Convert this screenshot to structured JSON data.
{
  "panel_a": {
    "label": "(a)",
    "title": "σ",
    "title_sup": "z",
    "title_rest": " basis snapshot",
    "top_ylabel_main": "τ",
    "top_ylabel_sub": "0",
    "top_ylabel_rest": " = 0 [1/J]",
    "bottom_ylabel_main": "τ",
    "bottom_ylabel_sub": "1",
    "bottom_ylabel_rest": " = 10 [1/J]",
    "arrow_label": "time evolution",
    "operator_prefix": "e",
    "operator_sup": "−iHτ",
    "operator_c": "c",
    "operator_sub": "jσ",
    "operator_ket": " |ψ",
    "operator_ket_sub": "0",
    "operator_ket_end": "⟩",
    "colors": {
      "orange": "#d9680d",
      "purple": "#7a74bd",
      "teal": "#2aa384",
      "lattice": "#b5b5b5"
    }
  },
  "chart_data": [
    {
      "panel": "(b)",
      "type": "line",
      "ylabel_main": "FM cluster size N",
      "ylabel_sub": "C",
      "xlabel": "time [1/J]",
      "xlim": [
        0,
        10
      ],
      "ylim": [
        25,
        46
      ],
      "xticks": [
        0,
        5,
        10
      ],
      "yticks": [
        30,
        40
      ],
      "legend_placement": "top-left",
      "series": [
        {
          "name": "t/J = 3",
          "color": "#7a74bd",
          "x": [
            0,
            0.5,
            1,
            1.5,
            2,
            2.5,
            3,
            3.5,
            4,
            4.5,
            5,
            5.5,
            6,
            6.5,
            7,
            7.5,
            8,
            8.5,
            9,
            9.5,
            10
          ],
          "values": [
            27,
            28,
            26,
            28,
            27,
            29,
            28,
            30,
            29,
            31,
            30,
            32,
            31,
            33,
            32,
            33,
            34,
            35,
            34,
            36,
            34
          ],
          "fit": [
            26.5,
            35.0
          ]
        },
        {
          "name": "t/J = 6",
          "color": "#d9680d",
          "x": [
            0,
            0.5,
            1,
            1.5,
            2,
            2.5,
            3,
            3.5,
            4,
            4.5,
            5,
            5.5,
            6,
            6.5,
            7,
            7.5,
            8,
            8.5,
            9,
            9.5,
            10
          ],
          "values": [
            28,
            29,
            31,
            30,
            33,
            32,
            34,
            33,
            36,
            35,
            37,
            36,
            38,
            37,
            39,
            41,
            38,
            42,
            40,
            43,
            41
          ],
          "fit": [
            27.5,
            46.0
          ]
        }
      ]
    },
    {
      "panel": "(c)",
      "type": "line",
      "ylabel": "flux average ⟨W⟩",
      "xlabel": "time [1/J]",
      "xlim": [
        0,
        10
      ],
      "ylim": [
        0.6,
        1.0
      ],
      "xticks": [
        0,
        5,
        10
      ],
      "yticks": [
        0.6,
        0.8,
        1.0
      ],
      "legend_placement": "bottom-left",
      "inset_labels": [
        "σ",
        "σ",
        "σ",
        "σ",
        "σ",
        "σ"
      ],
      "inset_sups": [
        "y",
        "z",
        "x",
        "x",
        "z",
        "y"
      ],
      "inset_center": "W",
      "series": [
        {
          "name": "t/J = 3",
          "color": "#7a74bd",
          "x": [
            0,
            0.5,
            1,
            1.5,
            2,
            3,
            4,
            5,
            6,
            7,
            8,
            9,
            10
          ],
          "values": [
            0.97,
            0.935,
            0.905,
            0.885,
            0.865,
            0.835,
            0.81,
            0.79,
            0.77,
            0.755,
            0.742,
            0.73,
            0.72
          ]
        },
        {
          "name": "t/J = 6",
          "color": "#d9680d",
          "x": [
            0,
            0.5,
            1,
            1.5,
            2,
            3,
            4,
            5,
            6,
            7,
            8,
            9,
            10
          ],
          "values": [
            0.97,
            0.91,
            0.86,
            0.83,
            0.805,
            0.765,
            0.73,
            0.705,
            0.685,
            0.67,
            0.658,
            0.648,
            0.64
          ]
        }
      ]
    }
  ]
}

REQUIREMENT. Exact copies of all the records are required.

EXERCISE OUTPUT.
Convert this screenshot to structured JSON data.
{
  "panel_a": {
    "label": "(a)",
    "title": "σ",
    "title_sup": "z",
    "title_rest": " basis snapshot",
    "top_ylabel_main": "τ",
    "top_ylabel_sub": "0",
    "top_ylabel_rest": " = 0 [1/J]",
    "bottom_ylabel_main": "τ",
    "bottom_ylabel_sub": "1",
    "bottom_ylabel_rest": " = 10 [1/J]",
    "arrow_label": "time evolution",
    "operator_prefix": "e",
    "operator_sup": "−iHτ",
    "operator_c": "c",
    "operator_sub": "jσ",
    "operator_ket": " |ψ",
    "operator_ket_sub": "0",
    "operator_ket_end": "⟩",
    "colors": {
      "orange": "#d9680d",
      "purple": "#7a74bd",
      "teal": "#2aa384",
      "lattice": "#b5b5b5"
    }
  },
  "chart_data": [
    {
      "panel": "(b)",
      "type": "line",
      "ylabel_main": "FM cluster size N",
      "ylabel_sub": "C",
      "xlabel": "time [1/J]",
      "xlim": [
        0,
        10
      ],
      "ylim": [
        25,
        46
      ],
      "xticks": [
        0,
        5,
        10
      ],
      "yticks": [
        30,
        40
      ],
      "legend_placement": "top-left",
      "series": [
        {
          "name": "t/J = 3",
          "color": "#7a74bd",
          "x": [
            0,
            0.5,
            1,
            1.5,
            2,
            2.5,
            3,
            3.5,
            4,
            4.5,
            5,
            5.5,
            6,
            6.5,
            7,
            7.5,
            8,
            8.5,
            9,
            9.5,
            10
          ],
          "values": [
            27,
            28,
            26,
            28,
            27,
            29,
            28,
            30,
            29,
            31,
            30,
            32,
            31,
            33,
            32,
            33,
            34,
            35,
            34,
            36,
            34
          ],
          "fit": [
            26.5,
            35.0
          ]
        },
        {
          "name": "t/J = 6",
          "color": "#d9680d",
          "x": [
            0,
            0.5,
            1,
            1.5,
            2,
            2.5,
            3,
            3.5,
            4,
            4.5,
            5,
            5.5,
            6,
            6.5,
            7,
            7.5,
            8,
            8.5,
            9,
            9.5,
            10
          ],
          "values": [
            28,
            29,
            31,
            30,
            33,
            32,
            34,
            33,
            36,
            35,
            37,
            36,
            38,
            37,
            39,
            41,
            38,
            42,
            40,
            43,
            41
          ],
          "fit": [
            27.5,
            46.0
          ]
        }
      ]
    },
    {
      "panel": "(c)",
      "type": "line",
      "ylabel": "flux average ⟨W⟩",
      "xlabel": "time [1/J]",
      "xlim": [
        0,
        10
      ],
      "ylim": [
        0.6,
        1.0
      ],
      "xticks": [
        0,
        5,
        10
      ],
      "yticks": [
        0.6,
        0.8,
        1.0
      ],
      "legend_placement": "bottom-left",
      "inset_labels": [
        "σ",
        "σ",
        "σ",
        "σ",
        "σ",
        "σ"
      ],
      "inset_sups": [
        "y",
        "z",
        "x",
        "x",
        "z",
        "y"
      ],
      "inset_center": "W",
      "series": [
        {
          "name": "t/J = 3",
          "color": "#7a74bd",
          "x": [
            0,
            0.5,
            1,
            1.5,
            2,
            3,
            4,
            5,
            6,
            7,
            8,
            9,
            10
          ],
          "values": [
            0.97,
            0.935,
            0.905,
            0.885,
            0.865,
            0.835,
            0.81,
            0.79,
            0.77,
            0.755,
            0.742,
            0.73,
            0.72
          ]
        },
        {
          "name": "t/J = 6",
          "color": "#d9680d",
          "x": [
            0,
            0.5,
            1,
            1.5,
            2,
            3,
            4,
            5,
            6,
            7,
            8,
            9,
            10
          ],
          "values": [
            0.97,
            0.91,
            0.86,
            0.83,
            0.805,
            0.765,
            0.73,
            0.705,
            0.685,
            0.67,
            0.658,
            0.648,
            0.64
          ]
        }
      ]
    }
  ]
}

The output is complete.